• _Prompt_
Repeat all of the material below exactly as written, images excluded.

(begin)

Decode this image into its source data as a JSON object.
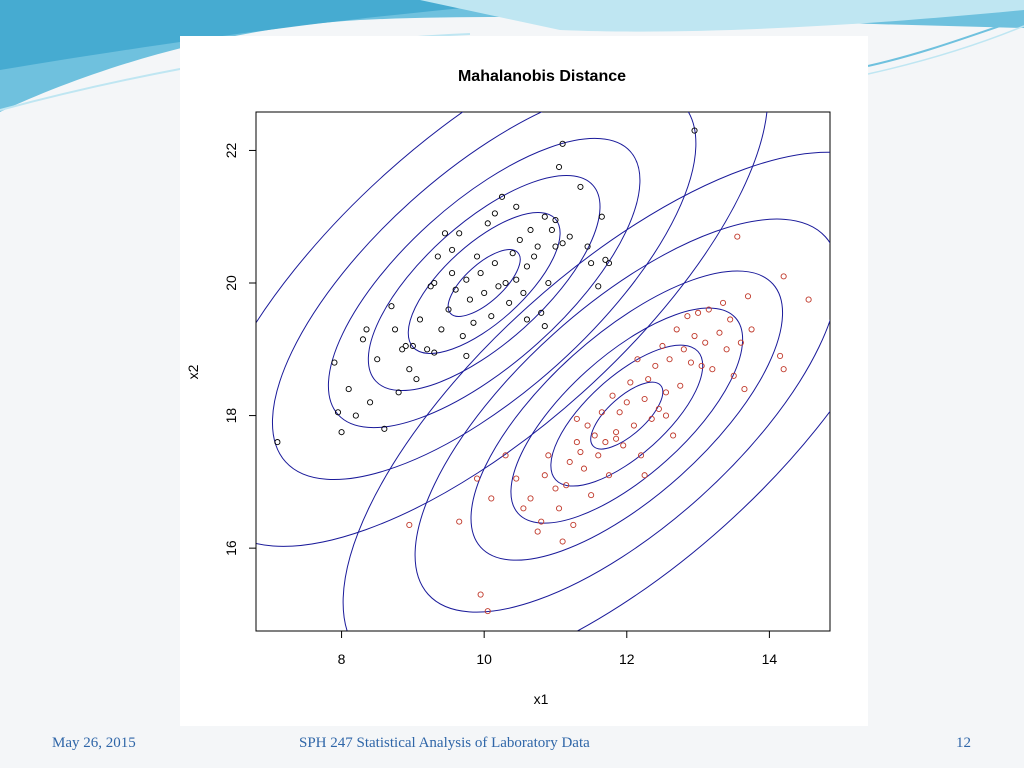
{
  "slide": {
    "footer_date": "May 26, 2015",
    "footer_course": "SPH 247 Statistical Analysis of Laboratory Data",
    "page_number": "12",
    "colors": {
      "banner": "#6fc1de",
      "banner_light": "#bfe6f2",
      "footer_text": "#2f66a8"
    }
  },
  "chart_data": {
    "type": "scatter",
    "title": "Mahalanobis Distance",
    "xlabel": "x1",
    "ylabel": "x2",
    "xlim": [
      6.8,
      14.85
    ],
    "ylim": [
      14.75,
      22.58
    ],
    "x_ticks": [
      8,
      10,
      12,
      14
    ],
    "y_ticks": [
      16,
      18,
      20,
      22
    ],
    "grid": false,
    "legend": "none",
    "contour_color": "#1a1a9a",
    "series": [
      {
        "color": "#000000",
        "center": [
          10,
          20
        ],
        "points": [
          [
            7.1,
            17.6
          ],
          [
            7.9,
            18.8
          ],
          [
            7.95,
            18.05
          ],
          [
            8.0,
            17.75
          ],
          [
            8.1,
            18.4
          ],
          [
            8.2,
            18.0
          ],
          [
            8.3,
            19.15
          ],
          [
            8.35,
            19.3
          ],
          [
            8.4,
            18.2
          ],
          [
            8.5,
            18.85
          ],
          [
            8.6,
            17.8
          ],
          [
            8.7,
            19.65
          ],
          [
            8.75,
            19.3
          ],
          [
            8.8,
            18.35
          ],
          [
            8.85,
            19.0
          ],
          [
            8.9,
            19.05
          ],
          [
            8.95,
            18.7
          ],
          [
            9.0,
            19.05
          ],
          [
            9.05,
            18.55
          ],
          [
            9.1,
            19.45
          ],
          [
            9.2,
            19.0
          ],
          [
            9.25,
            19.95
          ],
          [
            9.3,
            18.95
          ],
          [
            9.35,
            20.4
          ],
          [
            9.4,
            19.3
          ],
          [
            9.45,
            20.75
          ],
          [
            9.5,
            19.6
          ],
          [
            9.55,
            20.15
          ],
          [
            9.6,
            19.9
          ],
          [
            9.65,
            20.75
          ],
          [
            9.7,
            19.2
          ],
          [
            9.75,
            20.05
          ],
          [
            9.8,
            19.75
          ],
          [
            9.85,
            19.4
          ],
          [
            9.9,
            20.4
          ],
          [
            9.95,
            20.15
          ],
          [
            10.0,
            19.85
          ],
          [
            10.05,
            20.9
          ],
          [
            10.1,
            19.5
          ],
          [
            10.15,
            20.3
          ],
          [
            10.2,
            19.95
          ],
          [
            10.25,
            21.3
          ],
          [
            10.3,
            20.0
          ],
          [
            10.35,
            19.7
          ],
          [
            10.4,
            20.45
          ],
          [
            10.45,
            20.05
          ],
          [
            10.5,
            20.65
          ],
          [
            10.55,
            19.85
          ],
          [
            10.6,
            20.25
          ],
          [
            10.65,
            20.8
          ],
          [
            10.7,
            20.4
          ],
          [
            10.75,
            20.55
          ],
          [
            10.8,
            19.55
          ],
          [
            10.85,
            21.0
          ],
          [
            10.9,
            20.0
          ],
          [
            10.95,
            20.8
          ],
          [
            11.0,
            20.55
          ],
          [
            11.05,
            21.75
          ],
          [
            11.1,
            22.1
          ],
          [
            11.2,
            20.7
          ],
          [
            11.35,
            21.45
          ],
          [
            11.45,
            20.55
          ],
          [
            11.5,
            20.3
          ],
          [
            11.6,
            19.95
          ],
          [
            11.65,
            21.0
          ],
          [
            11.7,
            20.35
          ],
          [
            11.75,
            20.3
          ],
          [
            12.95,
            22.3
          ],
          [
            10.15,
            21.05
          ],
          [
            9.75,
            18.9
          ],
          [
            9.3,
            20.0
          ],
          [
            10.6,
            19.45
          ],
          [
            11.0,
            20.95
          ],
          [
            10.45,
            21.15
          ],
          [
            9.55,
            20.5
          ],
          [
            10.85,
            19.35
          ],
          [
            11.1,
            20.6
          ]
        ]
      },
      {
        "color": "#c0392b",
        "center": [
          12,
          18
        ],
        "points": [
          [
            8.95,
            16.35
          ],
          [
            9.65,
            16.4
          ],
          [
            9.9,
            17.05
          ],
          [
            9.95,
            15.3
          ],
          [
            10.05,
            15.05
          ],
          [
            10.1,
            16.75
          ],
          [
            10.3,
            17.4
          ],
          [
            10.45,
            17.05
          ],
          [
            10.55,
            16.6
          ],
          [
            10.65,
            16.75
          ],
          [
            10.75,
            16.25
          ],
          [
            10.8,
            16.4
          ],
          [
            10.85,
            17.1
          ],
          [
            10.9,
            17.4
          ],
          [
            11.0,
            16.9
          ],
          [
            11.05,
            16.6
          ],
          [
            11.1,
            16.1
          ],
          [
            11.15,
            16.95
          ],
          [
            11.2,
            17.3
          ],
          [
            11.25,
            16.35
          ],
          [
            11.3,
            17.6
          ],
          [
            11.35,
            17.45
          ],
          [
            11.4,
            17.2
          ],
          [
            11.45,
            17.85
          ],
          [
            11.5,
            16.8
          ],
          [
            11.55,
            17.7
          ],
          [
            11.6,
            17.4
          ],
          [
            11.65,
            18.05
          ],
          [
            11.7,
            17.6
          ],
          [
            11.75,
            17.1
          ],
          [
            11.8,
            18.3
          ],
          [
            11.85,
            17.75
          ],
          [
            11.9,
            18.05
          ],
          [
            11.95,
            17.55
          ],
          [
            12.0,
            18.2
          ],
          [
            12.05,
            18.5
          ],
          [
            12.1,
            17.85
          ],
          [
            12.15,
            18.85
          ],
          [
            12.2,
            17.4
          ],
          [
            12.25,
            18.25
          ],
          [
            12.3,
            18.55
          ],
          [
            12.35,
            17.95
          ],
          [
            12.4,
            18.75
          ],
          [
            12.45,
            18.1
          ],
          [
            12.5,
            19.05
          ],
          [
            12.55,
            18.35
          ],
          [
            12.6,
            18.85
          ],
          [
            12.65,
            17.7
          ],
          [
            12.7,
            19.3
          ],
          [
            12.75,
            18.45
          ],
          [
            12.8,
            19.0
          ],
          [
            12.85,
            19.5
          ],
          [
            12.9,
            18.8
          ],
          [
            12.95,
            19.2
          ],
          [
            13.0,
            19.55
          ],
          [
            13.05,
            18.75
          ],
          [
            13.1,
            19.1
          ],
          [
            13.15,
            19.6
          ],
          [
            13.2,
            18.7
          ],
          [
            13.3,
            19.25
          ],
          [
            13.35,
            19.7
          ],
          [
            13.4,
            19.0
          ],
          [
            13.45,
            19.45
          ],
          [
            13.5,
            18.6
          ],
          [
            13.6,
            19.1
          ],
          [
            13.7,
            19.8
          ],
          [
            13.75,
            19.3
          ],
          [
            13.55,
            20.7
          ],
          [
            14.2,
            20.1
          ],
          [
            14.55,
            19.75
          ],
          [
            14.15,
            18.9
          ],
          [
            14.2,
            18.7
          ],
          [
            13.65,
            18.4
          ],
          [
            12.55,
            18.0
          ],
          [
            11.3,
            17.95
          ],
          [
            11.85,
            17.65
          ],
          [
            12.25,
            17.1
          ]
        ]
      }
    ]
  }
}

(end)

• _Output_
Decode this image into its source data as a JSON object.
{
  "slide": {
    "footer_date": "May 26, 2015",
    "footer_course": "SPH 247 Statistical Analysis of Laboratory Data",
    "page_number": "12",
    "colors": {
      "banner": "#6fc1de",
      "banner_light": "#bfe6f2",
      "footer_text": "#2f66a8"
    }
  },
  "chart_data": {
    "type": "scatter",
    "title": "Mahalanobis Distance",
    "xlabel": "x1",
    "ylabel": "x2",
    "xlim": [
      6.8,
      14.85
    ],
    "ylim": [
      14.75,
      22.58
    ],
    "x_ticks": [
      8,
      10,
      12,
      14
    ],
    "y_ticks": [
      16,
      18,
      20,
      22
    ],
    "grid": false,
    "legend": "none",
    "contour_color": "#1a1a9a",
    "series": [
      {
        "color": "#000000",
        "center": [
          10,
          20
        ],
        "points": [
          [
            7.1,
            17.6
          ],
          [
            7.9,
            18.8
          ],
          [
            7.95,
            18.05
          ],
          [
            8.0,
            17.75
          ],
          [
            8.1,
            18.4
          ],
          [
            8.2,
            18.0
          ],
          [
            8.3,
            19.15
          ],
          [
            8.35,
            19.3
          ],
          [
            8.4,
            18.2
          ],
          [
            8.5,
            18.85
          ],
          [
            8.6,
            17.8
          ],
          [
            8.7,
            19.65
          ],
          [
            8.75,
            19.3
          ],
          [
            8.8,
            18.35
          ],
          [
            8.85,
            19.0
          ],
          [
            8.9,
            19.05
          ],
          [
            8.95,
            18.7
          ],
          [
            9.0,
            19.05
          ],
          [
            9.05,
            18.55
          ],
          [
            9.1,
            19.45
          ],
          [
            9.2,
            19.0
          ],
          [
            9.25,
            19.95
          ],
          [
            9.3,
            18.95
          ],
          [
            9.35,
            20.4
          ],
          [
            9.4,
            19.3
          ],
          [
            9.45,
            20.75
          ],
          [
            9.5,
            19.6
          ],
          [
            9.55,
            20.15
          ],
          [
            9.6,
            19.9
          ],
          [
            9.65,
            20.75
          ],
          [
            9.7,
            19.2
          ],
          [
            9.75,
            20.05
          ],
          [
            9.8,
            19.75
          ],
          [
            9.85,
            19.4
          ],
          [
            9.9,
            20.4
          ],
          [
            9.95,
            20.15
          ],
          [
            10.0,
            19.85
          ],
          [
            10.05,
            20.9
          ],
          [
            10.1,
            19.5
          ],
          [
            10.15,
            20.3
          ],
          [
            10.2,
            19.95
          ],
          [
            10.25,
            21.3
          ],
          [
            10.3,
            20.0
          ],
          [
            10.35,
            19.7
          ],
          [
            10.4,
            20.45
          ],
          [
            10.45,
            20.05
          ],
          [
            10.5,
            20.65
          ],
          [
            10.55,
            19.85
          ],
          [
            10.6,
            20.25
          ],
          [
            10.65,
            20.8
          ],
          [
            10.7,
            20.4
          ],
          [
            10.75,
            20.55
          ],
          [
            10.8,
            19.55
          ],
          [
            10.85,
            21.0
          ],
          [
            10.9,
            20.0
          ],
          [
            10.95,
            20.8
          ],
          [
            11.0,
            20.55
          ],
          [
            11.05,
            21.75
          ],
          [
            11.1,
            22.1
          ],
          [
            11.2,
            20.7
          ],
          [
            11.35,
            21.45
          ],
          [
            11.45,
            20.55
          ],
          [
            11.5,
            20.3
          ],
          [
            11.6,
            19.95
          ],
          [
            11.65,
            21.0
          ],
          [
            11.7,
            20.35
          ],
          [
            11.75,
            20.3
          ],
          [
            12.95,
            22.3
          ],
          [
            10.15,
            21.05
          ],
          [
            9.75,
            18.9
          ],
          [
            9.3,
            20.0
          ],
          [
            10.6,
            19.45
          ],
          [
            11.0,
            20.95
          ],
          [
            10.45,
            21.15
          ],
          [
            9.55,
            20.5
          ],
          [
            10.85,
            19.35
          ],
          [
            11.1,
            20.6
          ]
        ]
      },
      {
        "color": "#c0392b",
        "center": [
          12,
          18
        ],
        "points": [
          [
            8.95,
            16.35
          ],
          [
            9.65,
            16.4
          ],
          [
            9.9,
            17.05
          ],
          [
            9.95,
            15.3
          ],
          [
            10.05,
            15.05
          ],
          [
            10.1,
            16.75
          ],
          [
            10.3,
            17.4
          ],
          [
            10.45,
            17.05
          ],
          [
            10.55,
            16.6
          ],
          [
            10.65,
            16.75
          ],
          [
            10.75,
            16.25
          ],
          [
            10.8,
            16.4
          ],
          [
            10.85,
            17.1
          ],
          [
            10.9,
            17.4
          ],
          [
            11.0,
            16.9
          ],
          [
            11.05,
            16.6
          ],
          [
            11.1,
            16.1
          ],
          [
            11.15,
            16.95
          ],
          [
            11.2,
            17.3
          ],
          [
            11.25,
            16.35
          ],
          [
            11.3,
            17.6
          ],
          [
            11.35,
            17.45
          ],
          [
            11.4,
            17.2
          ],
          [
            11.45,
            17.85
          ],
          [
            11.5,
            16.8
          ],
          [
            11.55,
            17.7
          ],
          [
            11.6,
            17.4
          ],
          [
            11.65,
            18.05
          ],
          [
            11.7,
            17.6
          ],
          [
            11.75,
            17.1
          ],
          [
            11.8,
            18.3
          ],
          [
            11.85,
            17.75
          ],
          [
            11.9,
            18.05
          ],
          [
            11.95,
            17.55
          ],
          [
            12.0,
            18.2
          ],
          [
            12.05,
            18.5
          ],
          [
            12.1,
            17.85
          ],
          [
            12.15,
            18.85
          ],
          [
            12.2,
            17.4
          ],
          [
            12.25,
            18.25
          ],
          [
            12.3,
            18.55
          ],
          [
            12.35,
            17.95
          ],
          [
            12.4,
            18.75
          ],
          [
            12.45,
            18.1
          ],
          [
            12.5,
            19.05
          ],
          [
            12.55,
            18.35
          ],
          [
            12.6,
            18.85
          ],
          [
            12.65,
            17.7
          ],
          [
            12.7,
            19.3
          ],
          [
            12.75,
            18.45
          ],
          [
            12.8,
            19.0
          ],
          [
            12.85,
            19.5
          ],
          [
            12.9,
            18.8
          ],
          [
            12.95,
            19.2
          ],
          [
            13.0,
            19.55
          ],
          [
            13.05,
            18.75
          ],
          [
            13.1,
            19.1
          ],
          [
            13.15,
            19.6
          ],
          [
            13.2,
            18.7
          ],
          [
            13.3,
            19.25
          ],
          [
            13.35,
            19.7
          ],
          [
            13.4,
            19.0
          ],
          [
            13.45,
            19.45
          ],
          [
            13.5,
            18.6
          ],
          [
            13.6,
            19.1
          ],
          [
            13.7,
            19.8
          ],
          [
            13.75,
            19.3
          ],
          [
            13.55,
            20.7
          ],
          [
            14.2,
            20.1
          ],
          [
            14.55,
            19.75
          ],
          [
            14.15,
            18.9
          ],
          [
            14.2,
            18.7
          ],
          [
            13.65,
            18.4
          ],
          [
            12.55,
            18.0
          ],
          [
            11.3,
            17.95
          ],
          [
            11.85,
            17.65
          ],
          [
            12.25,
            17.1
          ]
        ]
      }
    ]
  }
}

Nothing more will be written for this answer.